▸ WORK TO DO
Without including any pictures, write out the listing below exactly.
──────── LISTED ENTRIES
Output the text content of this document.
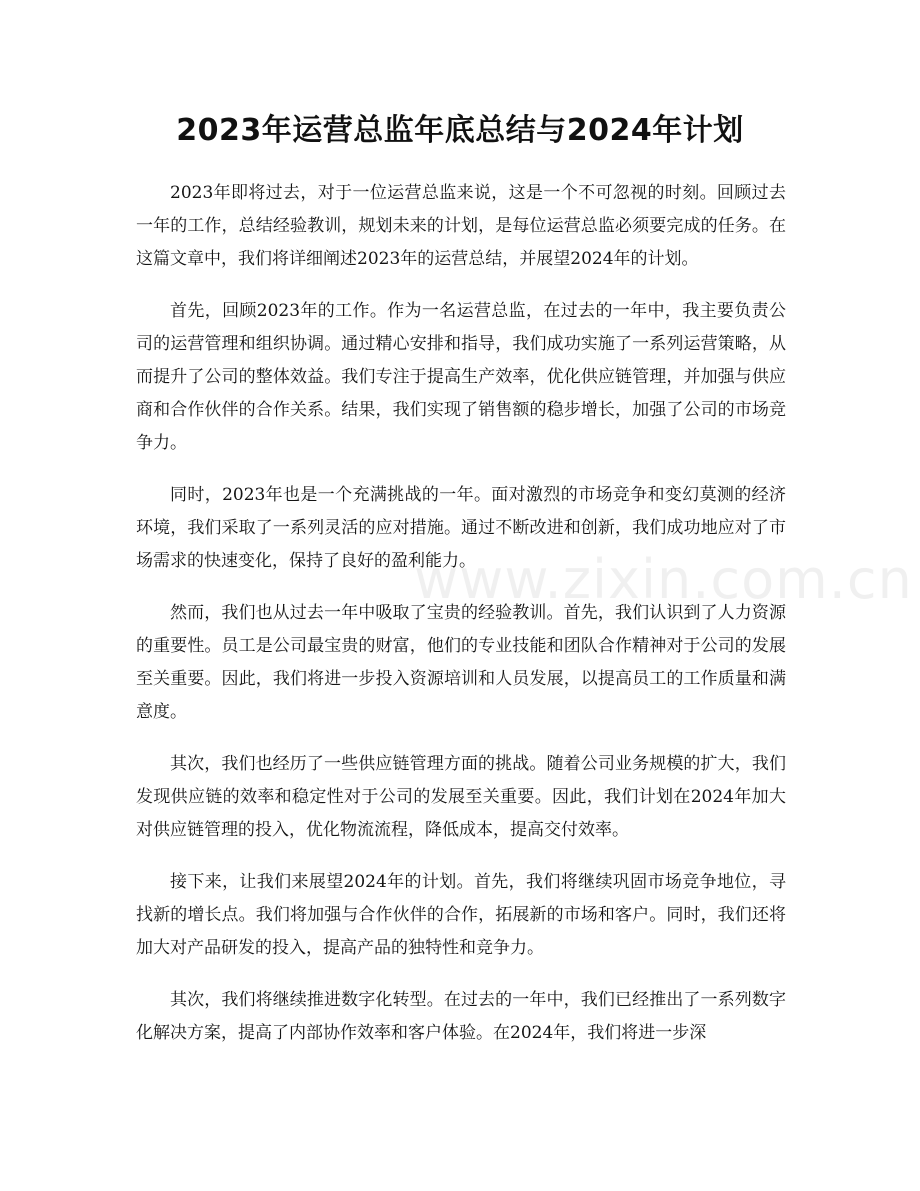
2023年运营总监年底总结与2024年计划

2023年即将过去，对于一位运营总监来说，这是一个不可忽视的时刻。回顾过去一年的工作，总结经验教训，规划未来的计划，是每位运营总监必须要完成的任务。在这篇文章中，我们将详细阐述2023年的运营总结，并展望2024年的计划。

首先，回顾2023年的工作。作为一名运营总监，在过去的一年中，我主要负责公司的运营管理和组织协调。通过精心安排和指导，我们成功实施了一系列运营策略，从而提升了公司的整体效益。我们专注于提高生产效率，优化供应链管理，并加强与供应商和合作伙伴的合作关系。结果，我们实现了销售额的稳步增长，加强了公司的市场竞争力。

同时，2023年也是一个充满挑战的一年。面对激烈的市场竞争和变幻莫测的经济环境，我们采取了一系列灵活的应对措施。通过不断改进和创新，我们成功地应对了市场需求的快速变化，保持了良好的盈利能力。

然而，我们也从过去一年中吸取了宝贵的经验教训。首先，我们认识到了人力资源的重要性。员工是公司最宝贵的财富，他们的专业技能和团队合作精神对于公司的发展至关重要。因此，我们将进一步投入资源培训和人员发展，以提高员工的工作质量和满意度。

其次，我们也经历了一些供应链管理方面的挑战。随着公司业务规模的扩大，我们发现供应链的效率和稳定性对于公司的发展至关重要。因此，我们计划在2024年加大对供应链管理的投入，优化物流流程，降低成本，提高交付效率。

接下来，让我们来展望2024年的计划。首先，我们将继续巩固市场竞争地位，寻找新的增长点。我们将加强与合作伙伴的合作，拓展新的市场和客户。同时，我们还将加大对产品研发的投入，提高产品的独特性和竞争力。

其次，我们将继续推进数字化转型。在过去的一年中，我们已经推出了一系列数字化解决方案，提高了内部协作效率和客户体验。在2024年，我们将进一步深

www.zixin.com.cn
────────────────
▸ SOLUTION TO THIS PROBLEM
Output the text content of this document.
2023年运营总监年底总结与2024年计划

2023年即将过去，对于一位运营总监来说，这是一个不可忽视的时刻。回顾过去一年的工作，总结经验教训，规划未来的计划，是每位运营总监必须要完成的任务。在这篇文章中，我们将详细阐述2023年的运营总结，并展望2024年的计划。

首先，回顾2023年的工作。作为一名运营总监，在过去的一年中，我主要负责公司的运营管理和组织协调。通过精心安排和指导，我们成功实施了一系列运营策略，从而提升了公司的整体效益。我们专注于提高生产效率，优化供应链管理，并加强与供应商和合作伙伴的合作关系。结果，我们实现了销售额的稳步增长，加强了公司的市场竞争力。

同时，2023年也是一个充满挑战的一年。面对激烈的市场竞争和变幻莫测的经济环境，我们采取了一系列灵活的应对措施。通过不断改进和创新，我们成功地应对了市场需求的快速变化，保持了良好的盈利能力。

然而，我们也从过去一年中吸取了宝贵的经验教训。首先，我们认识到了人力资源的重要性。员工是公司最宝贵的财富，他们的专业技能和团队合作精神对于公司的发展至关重要。因此，我们将进一步投入资源培训和人员发展，以提高员工的工作质量和满意度。

其次，我们也经历了一些供应链管理方面的挑战。随着公司业务规模的扩大，我们发现供应链的效率和稳定性对于公司的发展至关重要。因此，我们计划在2024年加大对供应链管理的投入，优化物流流程，降低成本，提高交付效率。

接下来，让我们来展望2024年的计划。首先，我们将继续巩固市场竞争地位，寻找新的增长点。我们将加强与合作伙伴的合作，拓展新的市场和客户。同时，我们还将加大对产品研发的投入，提高产品的独特性和竞争力。

其次，我们将继续推进数字化转型。在过去的一年中，我们已经推出了一系列数字化解决方案，提高了内部协作效率和客户体验。在2024年，我们将进一步深

www.zixin.com.cn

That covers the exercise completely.